CHALLENGE — The data below needs to be returned exactly, line for line.

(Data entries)
- - - - - - -

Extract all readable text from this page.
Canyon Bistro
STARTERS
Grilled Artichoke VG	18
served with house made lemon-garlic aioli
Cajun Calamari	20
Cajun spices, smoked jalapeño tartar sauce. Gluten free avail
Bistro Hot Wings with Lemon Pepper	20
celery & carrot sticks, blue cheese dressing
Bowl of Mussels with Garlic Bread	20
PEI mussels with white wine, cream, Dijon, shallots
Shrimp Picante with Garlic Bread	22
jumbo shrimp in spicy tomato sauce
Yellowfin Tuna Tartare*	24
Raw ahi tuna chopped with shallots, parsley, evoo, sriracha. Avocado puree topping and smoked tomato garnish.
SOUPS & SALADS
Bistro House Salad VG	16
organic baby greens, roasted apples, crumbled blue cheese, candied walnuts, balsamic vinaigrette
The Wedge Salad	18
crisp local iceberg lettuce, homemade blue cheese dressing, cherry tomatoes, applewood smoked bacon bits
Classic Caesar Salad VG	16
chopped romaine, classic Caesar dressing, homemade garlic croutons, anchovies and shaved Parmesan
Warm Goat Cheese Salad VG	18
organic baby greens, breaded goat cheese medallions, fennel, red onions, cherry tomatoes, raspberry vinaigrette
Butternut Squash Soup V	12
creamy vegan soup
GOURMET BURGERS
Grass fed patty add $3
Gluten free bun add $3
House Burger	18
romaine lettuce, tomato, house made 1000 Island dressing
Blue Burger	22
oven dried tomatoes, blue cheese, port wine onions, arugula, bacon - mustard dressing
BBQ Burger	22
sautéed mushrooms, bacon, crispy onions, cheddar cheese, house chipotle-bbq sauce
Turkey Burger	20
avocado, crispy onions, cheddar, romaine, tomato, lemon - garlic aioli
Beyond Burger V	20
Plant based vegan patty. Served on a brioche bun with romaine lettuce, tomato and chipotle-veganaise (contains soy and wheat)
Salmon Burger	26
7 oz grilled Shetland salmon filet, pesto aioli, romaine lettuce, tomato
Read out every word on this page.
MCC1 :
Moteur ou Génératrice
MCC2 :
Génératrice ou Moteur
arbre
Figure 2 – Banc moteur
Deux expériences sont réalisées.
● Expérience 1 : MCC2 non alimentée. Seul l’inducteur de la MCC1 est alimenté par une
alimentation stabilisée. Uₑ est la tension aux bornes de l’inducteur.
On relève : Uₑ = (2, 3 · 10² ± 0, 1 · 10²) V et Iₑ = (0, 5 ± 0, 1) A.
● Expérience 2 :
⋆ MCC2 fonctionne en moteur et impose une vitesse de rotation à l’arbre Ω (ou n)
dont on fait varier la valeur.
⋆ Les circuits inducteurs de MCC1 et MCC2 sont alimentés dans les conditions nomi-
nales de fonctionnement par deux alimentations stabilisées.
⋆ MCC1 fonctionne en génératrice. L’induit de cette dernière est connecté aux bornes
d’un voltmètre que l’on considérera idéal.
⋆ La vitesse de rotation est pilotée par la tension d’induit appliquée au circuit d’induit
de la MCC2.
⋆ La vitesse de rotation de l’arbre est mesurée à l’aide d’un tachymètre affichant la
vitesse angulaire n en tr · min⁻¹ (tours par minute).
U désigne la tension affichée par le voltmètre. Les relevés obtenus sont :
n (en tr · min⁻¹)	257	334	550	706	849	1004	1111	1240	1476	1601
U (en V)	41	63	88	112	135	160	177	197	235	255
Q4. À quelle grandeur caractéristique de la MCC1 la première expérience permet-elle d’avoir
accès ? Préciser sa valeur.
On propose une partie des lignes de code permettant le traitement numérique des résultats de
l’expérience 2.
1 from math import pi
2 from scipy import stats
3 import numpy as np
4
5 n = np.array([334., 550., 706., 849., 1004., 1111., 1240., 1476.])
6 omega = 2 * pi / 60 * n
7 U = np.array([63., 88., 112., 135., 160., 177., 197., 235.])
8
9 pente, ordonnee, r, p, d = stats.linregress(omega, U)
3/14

- - - - - - -

COMPLETED TASK —
Extract all readable text from this page.
Canyon Bistro
STARTERS
Grilled Artichoke VG	18
served with house made lemon-garlic aioli
Cajun Calamari	20
Cajun spices, smoked jalapeño tartar sauce. Gluten free avail
Bistro Hot Wings with Lemon Pepper	20
celery & carrot sticks, blue cheese dressing
Bowl of Mussels with Garlic Bread	20
PEI mussels with white wine, cream, Dijon, shallots
Shrimp Picante with Garlic Bread	22
jumbo shrimp in spicy tomato sauce
Yellowfin Tuna Tartare*	24
Raw ahi tuna chopped with shallots, parsley, evoo, sriracha. Avocado puree topping and smoked tomato garnish.
SOUPS & SALADS
Bistro House Salad VG	16
organic baby greens, roasted apples, crumbled blue cheese, candied walnuts, balsamic vinaigrette
The Wedge Salad	18
crisp local iceberg lettuce, homemade blue cheese dressing, cherry tomatoes, applewood smoked bacon bits
Classic Caesar Salad VG	16
chopped romaine, classic Caesar dressing, homemade garlic croutons, anchovies and shaved Parmesan
Warm Goat Cheese Salad VG	18
organic baby greens, breaded goat cheese medallions, fennel, red onions, cherry tomatoes, raspberry vinaigrette
Butternut Squash Soup V	12
creamy vegan soup
GOURMET BURGERS
Grass fed patty add $3
Gluten free bun add $3
House Burger	18
romaine lettuce, tomato, house made 1000 Island dressing
Blue Burger	22
oven dried tomatoes, blue cheese, port wine onions, arugula, bacon - mustard dressing
BBQ Burger	22
sautéed mushrooms, bacon, crispy onions, cheddar cheese, house chipotle-bbq sauce
Turkey Burger	20
avocado, crispy onions, cheddar, romaine, tomato, lemon - garlic aioli
Beyond Burger V	20
Plant based vegan patty. Served on a brioche bun with romaine lettuce, tomato and chipotle-veganaise (contains soy and wheat)
Salmon Burger	26
7 oz grilled Shetland salmon filet, pesto aioli, romaine lettuce, tomato
Read out every word on this page.
MCC1 :
Moteur ou Génératrice
MCC2 :
Génératrice ou Moteur
arbre
Figure 2 – Banc moteur
Deux expériences sont réalisées.
● Expérience 1 : MCC2 non alimentée. Seul l’inducteur de la MCC1 est alimenté par une
alimentation stabilisée. Uₑ est la tension aux bornes de l’inducteur.
On relève : Uₑ = (2, 3 · 10² ± 0, 1 · 10²) V et Iₑ = (0, 5 ± 0, 1) A.
● Expérience 2 :
⋆ MCC2 fonctionne en moteur et impose une vitesse de rotation à l’arbre Ω (ou n)
dont on fait varier la valeur.
⋆ Les circuits inducteurs de MCC1 et MCC2 sont alimentés dans les conditions nomi-
nales de fonctionnement par deux alimentations stabilisées.
⋆ MCC1 fonctionne en génératrice. L’induit de cette dernière est connecté aux bornes
d’un voltmètre que l’on considérera idéal.
⋆ La vitesse de rotation est pilotée par la tension d’induit appliquée au circuit d’induit
de la MCC2.
⋆ La vitesse de rotation de l’arbre est mesurée à l’aide d’un tachymètre affichant la
vitesse angulaire n en tr · min⁻¹ (tours par minute).
U désigne la tension affichée par le voltmètre. Les relevés obtenus sont :
n (en tr · min⁻¹)	257	334	550	706	849	1004	1111	1240	1476	1601
U (en V)	41	63	88	112	135	160	177	197	235	255
Q4. À quelle grandeur caractéristique de la MCC1 la première expérience permet-elle d’avoir
accès ? Préciser sa valeur.
On propose une partie des lignes de code permettant le traitement numérique des résultats de
l’expérience 2.
1 from math import pi
2 from scipy import stats
3 import numpy as np
4
5 n = np.array([334., 550., 706., 849., 1004., 1111., 1240., 1476.])
6 omega = 2 * pi / 60 * n
7 U = np.array([63., 88., 112., 135., 160., 177., 197., 235.])
8
9 pente, ordonnee, r, p, d = stats.linregress(omega, U)
3/14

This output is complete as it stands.